Dataset listings of figures
>>>

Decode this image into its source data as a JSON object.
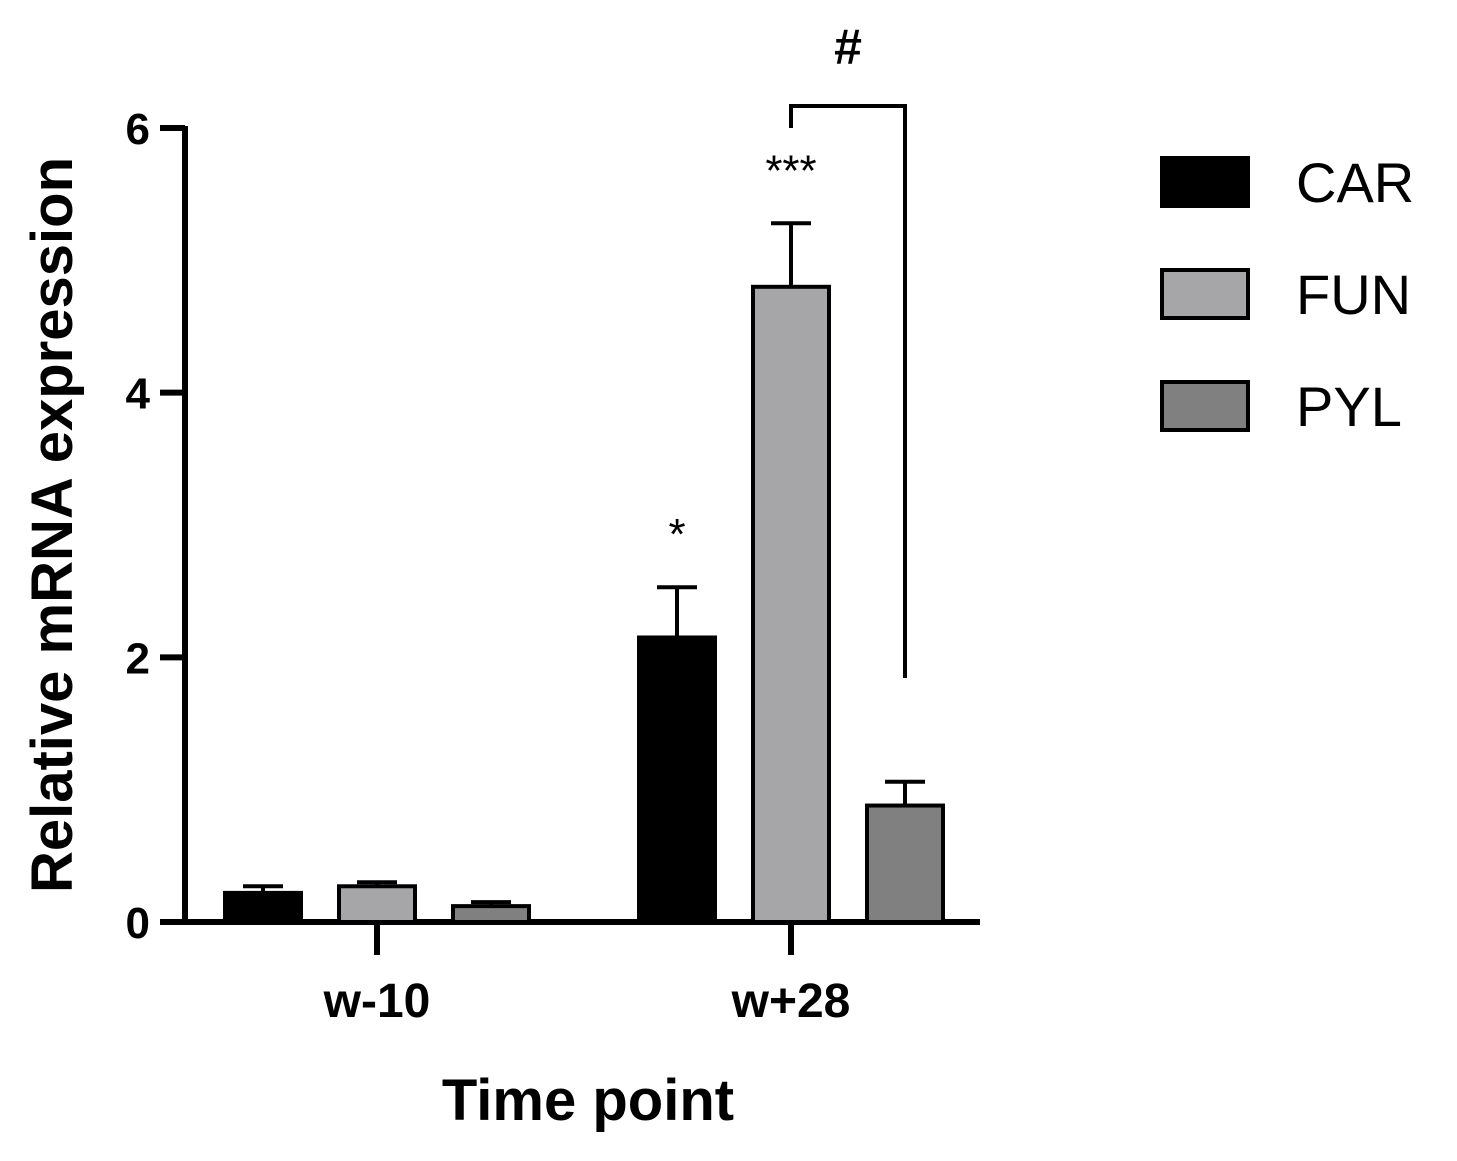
{
  "chart_data": {
    "type": "bar",
    "xlabel": "Time point",
    "ylabel": "Relative mRNA expression",
    "ylim": [
      0,
      6
    ],
    "yticks": [
      0,
      2,
      4,
      6
    ],
    "categories": [
      "w-10",
      "w+28"
    ],
    "series": [
      {
        "name": "CAR",
        "color": "#000000",
        "values": [
          0.22,
          2.15
        ],
        "errors": [
          0.05,
          0.38
        ]
      },
      {
        "name": "FUN",
        "color": "#a6a6a8",
        "values": [
          0.27,
          4.8
        ],
        "errors": [
          0.03,
          0.48
        ]
      },
      {
        "name": "PYL",
        "color": "#808080",
        "values": [
          0.12,
          0.88
        ],
        "errors": [
          0.03,
          0.18
        ]
      }
    ],
    "annotations": [
      {
        "text": "*",
        "category": "w+28",
        "series": "CAR"
      },
      {
        "text": "***",
        "category": "w+28",
        "series": "FUN"
      }
    ],
    "brackets": [
      {
        "text": "#",
        "category": "w+28",
        "from": "FUN",
        "to": "PYL"
      }
    ],
    "legend": "right",
    "grid": false
  }
}
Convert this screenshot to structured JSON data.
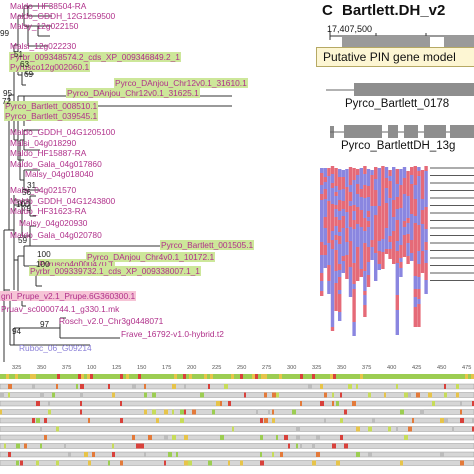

<<<

Exercise goal: How many of the lines above contain the word "this"? Only the number should be given.

Response to the exercise: 2